Extracted records:
- - -
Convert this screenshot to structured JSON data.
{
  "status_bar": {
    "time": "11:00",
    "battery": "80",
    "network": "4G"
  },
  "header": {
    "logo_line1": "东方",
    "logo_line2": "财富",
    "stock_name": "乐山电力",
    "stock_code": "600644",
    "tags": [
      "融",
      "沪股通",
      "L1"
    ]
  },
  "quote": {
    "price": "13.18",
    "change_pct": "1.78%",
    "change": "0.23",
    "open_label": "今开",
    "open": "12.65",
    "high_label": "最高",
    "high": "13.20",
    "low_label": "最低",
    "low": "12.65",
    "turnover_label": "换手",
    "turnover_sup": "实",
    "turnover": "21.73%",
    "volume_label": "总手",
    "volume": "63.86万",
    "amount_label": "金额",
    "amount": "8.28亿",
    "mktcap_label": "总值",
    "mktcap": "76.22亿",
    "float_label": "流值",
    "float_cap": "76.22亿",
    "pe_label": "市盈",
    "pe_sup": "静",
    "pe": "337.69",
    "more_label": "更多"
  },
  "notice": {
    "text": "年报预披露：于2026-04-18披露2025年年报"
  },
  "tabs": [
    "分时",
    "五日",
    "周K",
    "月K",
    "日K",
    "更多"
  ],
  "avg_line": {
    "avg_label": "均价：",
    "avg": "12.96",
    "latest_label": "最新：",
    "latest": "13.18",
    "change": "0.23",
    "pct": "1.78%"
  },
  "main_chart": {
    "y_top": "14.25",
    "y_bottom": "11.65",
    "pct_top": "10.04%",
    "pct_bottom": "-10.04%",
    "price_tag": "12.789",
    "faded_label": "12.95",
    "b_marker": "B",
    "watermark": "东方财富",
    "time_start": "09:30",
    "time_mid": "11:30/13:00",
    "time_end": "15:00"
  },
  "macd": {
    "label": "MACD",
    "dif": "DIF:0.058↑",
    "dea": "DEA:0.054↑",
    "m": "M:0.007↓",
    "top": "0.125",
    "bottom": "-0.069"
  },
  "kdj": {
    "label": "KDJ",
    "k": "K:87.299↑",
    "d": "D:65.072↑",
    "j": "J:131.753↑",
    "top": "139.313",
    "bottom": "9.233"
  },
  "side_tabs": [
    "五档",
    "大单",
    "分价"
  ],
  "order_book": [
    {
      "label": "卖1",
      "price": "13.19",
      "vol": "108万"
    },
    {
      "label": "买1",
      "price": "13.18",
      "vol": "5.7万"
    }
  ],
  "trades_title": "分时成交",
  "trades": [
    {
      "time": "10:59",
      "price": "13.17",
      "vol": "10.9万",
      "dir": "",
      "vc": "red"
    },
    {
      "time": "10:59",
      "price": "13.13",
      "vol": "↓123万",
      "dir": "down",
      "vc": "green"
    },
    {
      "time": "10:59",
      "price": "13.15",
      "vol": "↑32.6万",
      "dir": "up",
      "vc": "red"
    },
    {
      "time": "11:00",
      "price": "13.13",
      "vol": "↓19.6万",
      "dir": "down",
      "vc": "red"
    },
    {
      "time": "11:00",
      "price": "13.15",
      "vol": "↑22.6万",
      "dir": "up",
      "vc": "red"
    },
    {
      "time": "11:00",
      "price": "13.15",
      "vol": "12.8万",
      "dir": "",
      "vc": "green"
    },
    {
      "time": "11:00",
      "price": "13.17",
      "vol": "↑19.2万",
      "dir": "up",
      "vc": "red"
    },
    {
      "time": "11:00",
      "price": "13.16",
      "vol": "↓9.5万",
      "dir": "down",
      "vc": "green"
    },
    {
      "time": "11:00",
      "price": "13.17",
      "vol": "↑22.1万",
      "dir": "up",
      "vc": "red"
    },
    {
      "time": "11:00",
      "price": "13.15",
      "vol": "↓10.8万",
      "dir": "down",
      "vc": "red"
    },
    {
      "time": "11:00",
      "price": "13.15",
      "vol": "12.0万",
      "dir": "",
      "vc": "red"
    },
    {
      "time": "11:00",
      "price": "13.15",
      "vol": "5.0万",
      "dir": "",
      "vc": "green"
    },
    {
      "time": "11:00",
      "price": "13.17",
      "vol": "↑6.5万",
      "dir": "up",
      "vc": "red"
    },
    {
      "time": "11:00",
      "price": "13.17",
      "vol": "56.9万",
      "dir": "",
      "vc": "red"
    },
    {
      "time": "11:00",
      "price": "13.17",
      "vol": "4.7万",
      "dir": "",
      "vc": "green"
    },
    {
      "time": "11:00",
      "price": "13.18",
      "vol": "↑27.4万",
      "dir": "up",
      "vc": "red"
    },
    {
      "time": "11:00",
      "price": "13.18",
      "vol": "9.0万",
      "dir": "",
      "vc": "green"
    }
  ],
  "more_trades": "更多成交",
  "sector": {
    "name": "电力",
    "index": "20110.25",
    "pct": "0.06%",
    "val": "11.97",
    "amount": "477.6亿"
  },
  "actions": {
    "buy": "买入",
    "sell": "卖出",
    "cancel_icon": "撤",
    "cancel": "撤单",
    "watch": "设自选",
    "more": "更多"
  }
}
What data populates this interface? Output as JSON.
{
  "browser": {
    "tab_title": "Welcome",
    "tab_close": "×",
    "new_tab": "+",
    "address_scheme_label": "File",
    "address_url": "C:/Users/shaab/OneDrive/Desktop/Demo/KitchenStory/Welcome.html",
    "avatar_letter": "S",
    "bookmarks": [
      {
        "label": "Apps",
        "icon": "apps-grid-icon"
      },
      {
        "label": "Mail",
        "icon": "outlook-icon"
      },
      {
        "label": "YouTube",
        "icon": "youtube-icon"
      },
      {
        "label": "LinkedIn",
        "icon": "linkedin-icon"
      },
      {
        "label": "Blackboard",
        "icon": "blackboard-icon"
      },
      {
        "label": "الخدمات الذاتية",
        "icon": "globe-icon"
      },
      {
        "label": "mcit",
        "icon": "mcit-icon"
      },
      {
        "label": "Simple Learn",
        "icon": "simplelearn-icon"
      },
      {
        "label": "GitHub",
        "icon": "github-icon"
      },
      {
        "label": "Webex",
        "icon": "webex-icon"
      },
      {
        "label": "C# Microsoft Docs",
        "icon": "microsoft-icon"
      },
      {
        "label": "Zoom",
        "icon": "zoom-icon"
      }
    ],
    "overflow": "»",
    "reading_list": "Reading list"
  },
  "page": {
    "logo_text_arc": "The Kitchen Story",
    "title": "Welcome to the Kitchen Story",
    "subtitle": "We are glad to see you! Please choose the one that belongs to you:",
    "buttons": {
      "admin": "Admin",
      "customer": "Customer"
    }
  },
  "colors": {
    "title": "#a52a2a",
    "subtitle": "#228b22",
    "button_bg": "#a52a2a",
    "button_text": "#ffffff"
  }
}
- - -
REQUIREMENT:
Extract each entry in full and write it down exactly.

RIGHT ANSWER:
Convert this screenshot to structured JSON data.
{
  "status_bar": {
    "time": "11:00",
    "battery": "80",
    "network": "4G"
  },
  "header": {
    "logo_line1": "东方",
    "logo_line2": "财富",
    "stock_name": "乐山电力",
    "stock_code": "600644",
    "tags": [
      "融",
      "沪股通",
      "L1"
    ]
  },
  "quote": {
    "price": "13.18",
    "change_pct": "1.78%",
    "change": "0.23",
    "open_label": "今开",
    "open": "12.65",
    "high_label": "最高",
    "high": "13.20",
    "low_label": "最低",
    "low": "12.65",
    "turnover_label": "换手",
    "turnover_sup": "实",
    "turnover": "21.73%",
    "volume_label": "总手",
    "volume": "63.86万",
    "amount_label": "金额",
    "amount": "8.28亿",
    "mktcap_label": "总值",
    "mktcap": "76.22亿",
    "float_label": "流值",
    "float_cap": "76.22亿",
    "pe_label": "市盈",
    "pe_sup": "静",
    "pe": "337.69",
    "more_label": "更多"
  },
  "notice": {
    "text": "年报预披露：于2026-04-18披露2025年年报"
  },
  "tabs": [
    "分时",
    "五日",
    "周K",
    "月K",
    "日K",
    "更多"
  ],
  "avg_line": {
    "avg_label": "均价：",
    "avg": "12.96",
    "latest_label": "最新：",
    "latest": "13.18",
    "change": "0.23",
    "pct": "1.78%"
  },
  "main_chart": {
    "y_top": "14.25",
    "y_bottom": "11.65",
    "pct_top": "10.04%",
    "pct_bottom": "-10.04%",
    "price_tag": "12.789",
    "faded_label": "12.95",
    "b_marker": "B",
    "watermark": "东方财富",
    "time_start": "09:30",
    "time_mid": "11:30/13:00",
    "time_end": "15:00"
  },
  "macd": {
    "label": "MACD",
    "dif": "DIF:0.058↑",
    "dea": "DEA:0.054↑",
    "m": "M:0.007↓",
    "top": "0.125",
    "bottom": "-0.069"
  },
  "kdj": {
    "label": "KDJ",
    "k": "K:87.299↑",
    "d": "D:65.072↑",
    "j": "J:131.753↑",
    "top": "139.313",
    "bottom": "9.233"
  },
  "side_tabs": [
    "五档",
    "大单",
    "分价"
  ],
  "order_book": [
    {
      "label": "卖1",
      "price": "13.19",
      "vol": "108万"
    },
    {
      "label": "买1",
      "price": "13.18",
      "vol": "5.7万"
    }
  ],
  "trades_title": "分时成交",
  "trades": [
    {
      "time": "10:59",
      "price": "13.17",
      "vol": "10.9万",
      "dir": "",
      "vc": "red"
    },
    {
      "time": "10:59",
      "price": "13.13",
      "vol": "↓123万",
      "dir": "down",
      "vc": "green"
    },
    {
      "time": "10:59",
      "price": "13.15",
      "vol": "↑32.6万",
      "dir": "up",
      "vc": "red"
    },
    {
      "time": "11:00",
      "price": "13.13",
      "vol": "↓19.6万",
      "dir": "down",
      "vc": "red"
    },
    {
      "time": "11:00",
      "price": "13.15",
      "vol": "↑22.6万",
      "dir": "up",
      "vc": "red"
    },
    {
      "time": "11:00",
      "price": "13.15",
      "vol": "12.8万",
      "dir": "",
      "vc": "green"
    },
    {
      "time": "11:00",
      "price": "13.17",
      "vol": "↑19.2万",
      "dir": "up",
      "vc": "red"
    },
    {
      "time": "11:00",
      "price": "13.16",
      "vol": "↓9.5万",
      "dir": "down",
      "vc": "green"
    },
    {
      "time": "11:00",
      "price": "13.17",
      "vol": "↑22.1万",
      "dir": "up",
      "vc": "red"
    },
    {
      "time": "11:00",
      "price": "13.15",
      "vol": "↓10.8万",
      "dir": "down",
      "vc": "red"
    },
    {
      "time": "11:00",
      "price": "13.15",
      "vol": "12.0万",
      "dir": "",
      "vc": "red"
    },
    {
      "time": "11:00",
      "price": "13.15",
      "vol": "5.0万",
      "dir": "",
      "vc": "green"
    },
    {
      "time": "11:00",
      "price": "13.17",
      "vol": "↑6.5万",
      "dir": "up",
      "vc": "red"
    },
    {
      "time": "11:00",
      "price": "13.17",
      "vol": "56.9万",
      "dir": "",
      "vc": "red"
    },
    {
      "time": "11:00",
      "price": "13.17",
      "vol": "4.7万",
      "dir": "",
      "vc": "green"
    },
    {
      "time": "11:00",
      "price": "13.18",
      "vol": "↑27.4万",
      "dir": "up",
      "vc": "red"
    },
    {
      "time": "11:00",
      "price": "13.18",
      "vol": "9.0万",
      "dir": "",
      "vc": "green"
    }
  ],
  "more_trades": "更多成交",
  "sector": {
    "name": "电力",
    "index": "20110.25",
    "pct": "0.06%",
    "val": "11.97",
    "amount": "477.6亿"
  },
  "actions": {
    "buy": "买入",
    "sell": "卖出",
    "cancel_icon": "撤",
    "cancel": "撤单",
    "watch": "设自选",
    "more": "更多"
  }
}
What data populates this interface? Output as JSON.
{
  "browser": {
    "tab_title": "Welcome",
    "tab_close": "×",
    "new_tab": "+",
    "address_scheme_label": "File",
    "address_url": "C:/Users/shaab/OneDrive/Desktop/Demo/KitchenStory/Welcome.html",
    "avatar_letter": "S",
    "bookmarks": [
      {
        "label": "Apps",
        "icon": "apps-grid-icon"
      },
      {
        "label": "Mail",
        "icon": "outlook-icon"
      },
      {
        "label": "YouTube",
        "icon": "youtube-icon"
      },
      {
        "label": "LinkedIn",
        "icon": "linkedin-icon"
      },
      {
        "label": "Blackboard",
        "icon": "blackboard-icon"
      },
      {
        "label": "الخدمات الذاتية",
        "icon": "globe-icon"
      },
      {
        "label": "mcit",
        "icon": "mcit-icon"
      },
      {
        "label": "Simple Learn",
        "icon": "simplelearn-icon"
      },
      {
        "label": "GitHub",
        "icon": "github-icon"
      },
      {
        "label": "Webex",
        "icon": "webex-icon"
      },
      {
        "label": "C# Microsoft Docs",
        "icon": "microsoft-icon"
      },
      {
        "label": "Zoom",
        "icon": "zoom-icon"
      }
    ],
    "overflow": "»",
    "reading_list": "Reading list"
  },
  "page": {
    "logo_text_arc": "The Kitchen Story",
    "title": "Welcome to the Kitchen Story",
    "subtitle": "We are glad to see you! Please choose the one that belongs to you:",
    "buttons": {
      "admin": "Admin",
      "customer": "Customer"
    }
  },
  "colors": {
    "title": "#a52a2a",
    "subtitle": "#228b22",
    "button_bg": "#a52a2a",
    "button_text": "#ffffff"
  }
}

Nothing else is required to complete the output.